# [Goal]
Write out all records as given; omit images.

# [Given data]
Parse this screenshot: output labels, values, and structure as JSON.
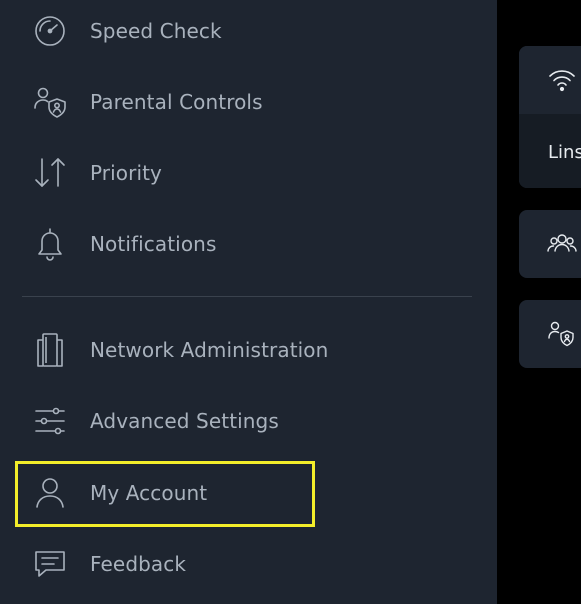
{
  "menu": {
    "items": [
      {
        "label": "Speed Check",
        "icon": "speedometer-icon"
      },
      {
        "label": "Parental Controls",
        "icon": "parental-controls-icon"
      },
      {
        "label": "Priority",
        "icon": "priority-arrows-icon"
      },
      {
        "label": "Notifications",
        "icon": "bell-icon"
      },
      {
        "label": "Network Administration",
        "icon": "network-admin-icon"
      },
      {
        "label": "Advanced Settings",
        "icon": "sliders-icon"
      },
      {
        "label": "My Account",
        "icon": "user-icon"
      },
      {
        "label": "Feedback",
        "icon": "chat-bubble-icon"
      }
    ],
    "selected": "My Account"
  },
  "cards": {
    "wifi": {
      "icon": "wifi-icon",
      "text": "Lins"
    },
    "devices": {
      "icon": "devices-group-icon"
    },
    "parental": {
      "icon": "parental-controls-icon"
    }
  },
  "colors": {
    "drawer_bg": "#1e2530",
    "label": "#a9b2bd",
    "highlight": "#f3ed2a",
    "background": "#000000"
  }
}
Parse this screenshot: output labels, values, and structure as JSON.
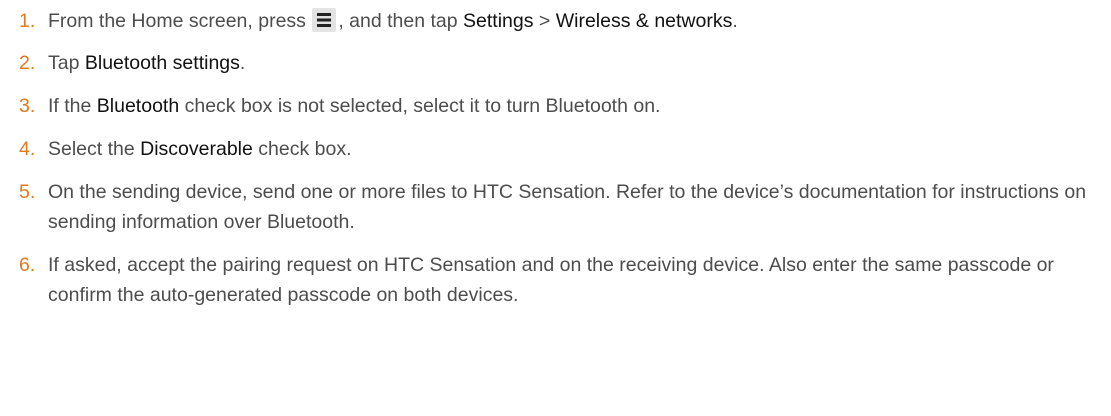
{
  "steps": [
    {
      "num": "1.",
      "t1": "From the Home screen, press ",
      "t2": ", and then tap ",
      "ui1": "Settings",
      "t3": " > ",
      "ui2": "Wireless & networks",
      "t4": "."
    },
    {
      "num": "2.",
      "t1": "Tap ",
      "ui1": "Bluetooth settings",
      "t2": "."
    },
    {
      "num": "3.",
      "t1": "If the ",
      "ui1": "Bluetooth",
      "t2": " check box is not selected, select it to turn Bluetooth on."
    },
    {
      "num": "4.",
      "t1": "Select the ",
      "ui1": "Discoverable",
      "t2": " check box."
    },
    {
      "num": "5.",
      "text": "On the sending device, send one or more files to HTC Sensation. Refer to the device’s documentation for instructions on sending information over Bluetooth."
    },
    {
      "num": "6.",
      "text": "If asked, accept the pairing request on HTC Sensation and on the receiving device. Also enter the same passcode or confirm the auto-generated passcode on both devices."
    }
  ],
  "icons": {
    "menu": "menu-icon"
  },
  "colors": {
    "step_number": "#e07a1f",
    "body_text": "#4d4d4d",
    "ui_text": "#111111"
  }
}
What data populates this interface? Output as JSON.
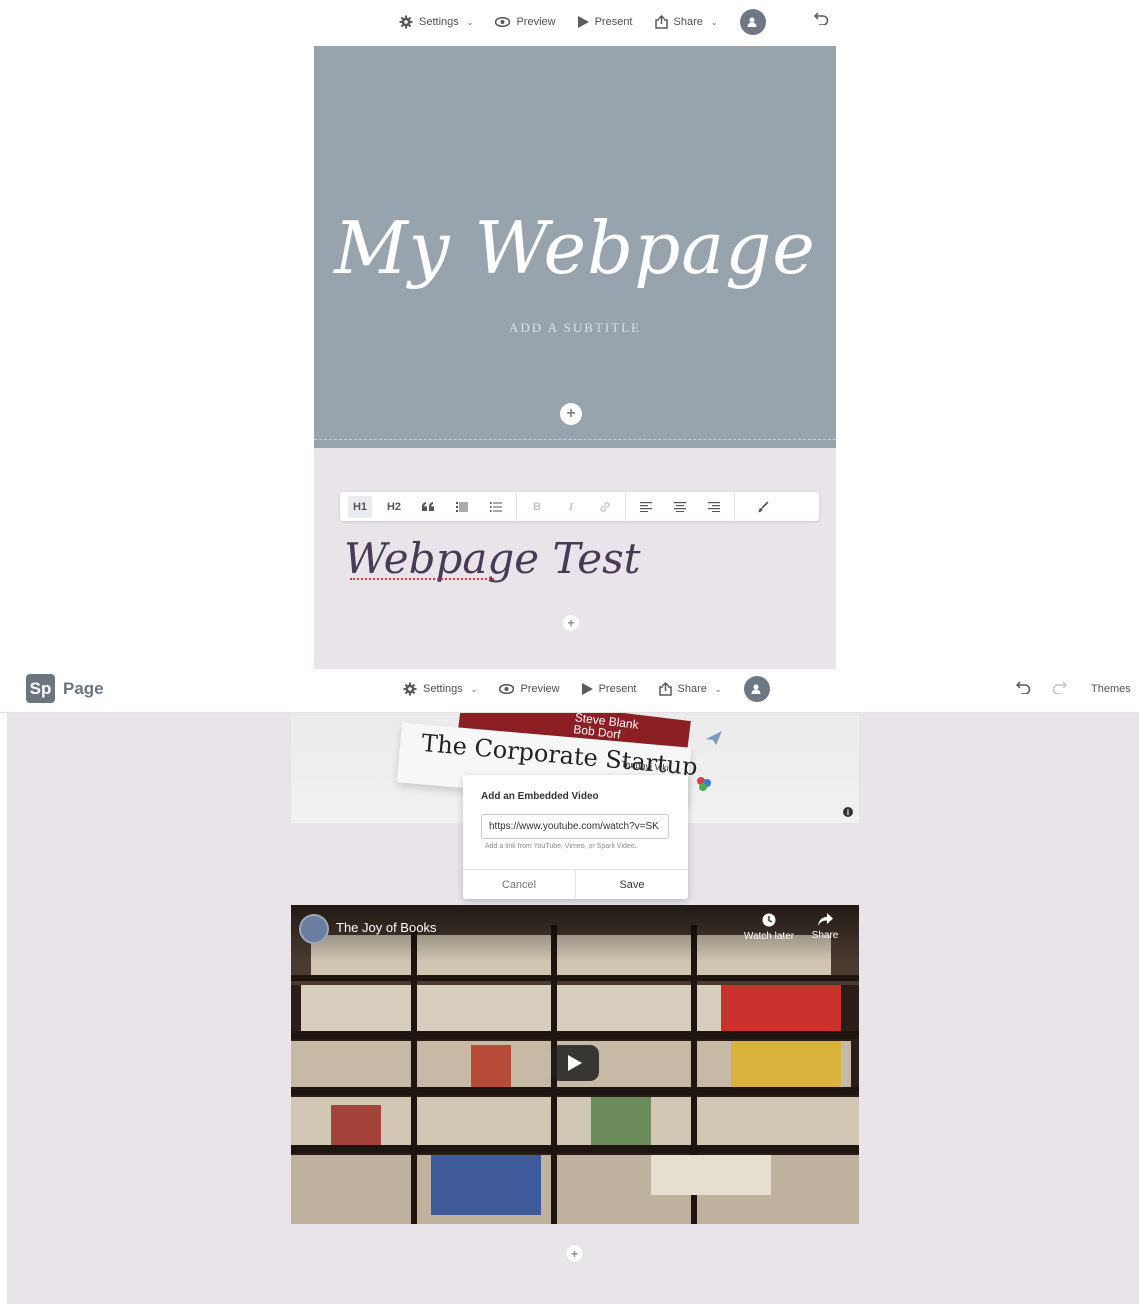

# [Complete response]
Parse this screenshot: output labels, values, and structure as JSON.
{
  "menu": {
    "items": [
      {
        "label": "Speed Check",
        "icon": "speedometer-icon"
      },
      {
        "label": "Parental Controls",
        "icon": "parental-controls-icon"
      },
      {
        "label": "Priority",
        "icon": "priority-arrows-icon"
      },
      {
        "label": "Notifications",
        "icon": "bell-icon"
      },
      {
        "label": "Network Administration",
        "icon": "network-admin-icon"
      },
      {
        "label": "Advanced Settings",
        "icon": "sliders-icon"
      },
      {
        "label": "My Account",
        "icon": "user-icon"
      },
      {
        "label": "Feedback",
        "icon": "chat-bubble-icon"
      }
    ],
    "selected": "My Account"
  },
  "cards": {
    "wifi": {
      "icon": "wifi-icon",
      "text": "Lins"
    },
    "devices": {
      "icon": "devices-group-icon"
    },
    "parental": {
      "icon": "parental-controls-icon"
    }
  },
  "colors": {
    "drawer_bg": "#1e2530",
    "label": "#a9b2bd",
    "highlight": "#f3ed2a",
    "background": "#000000"
  }
}
Parse this screenshot: output labels, values, and structure as JSON.
{
  "steps": [
    {
      "num": "1.",
      "t1": "From the Home screen, press ",
      "t2": ", and then tap ",
      "ui1": "Settings",
      "t3": " > ",
      "ui2": "Wireless & networks",
      "t4": "."
    },
    {
      "num": "2.",
      "t1": "Tap ",
      "ui1": "Bluetooth settings",
      "t2": "."
    },
    {
      "num": "3.",
      "t1": "If the ",
      "ui1": "Bluetooth",
      "t2": " check box is not selected, select it to turn Bluetooth on."
    },
    {
      "num": "4.",
      "t1": "Select the ",
      "ui1": "Discoverable",
      "t2": " check box."
    },
    {
      "num": "5.",
      "text": "On the sending device, send one or more files to HTC Sensation. Refer to the device’s documentation for instructions on sending information over Bluetooth."
    },
    {
      "num": "6.",
      "text": "If asked, accept the pairing request on HTC Sensation and on the receiving device. Also enter the same passcode or confirm the auto-generated passcode on both devices."
    }
  ],
  "icons": {
    "menu": "menu-icon"
  },
  "colors": {
    "step_number": "#e07a1f",
    "body_text": "#4d4d4d",
    "ui_text": "#111111"
  }
}
What data populates this interface? Output as JSON.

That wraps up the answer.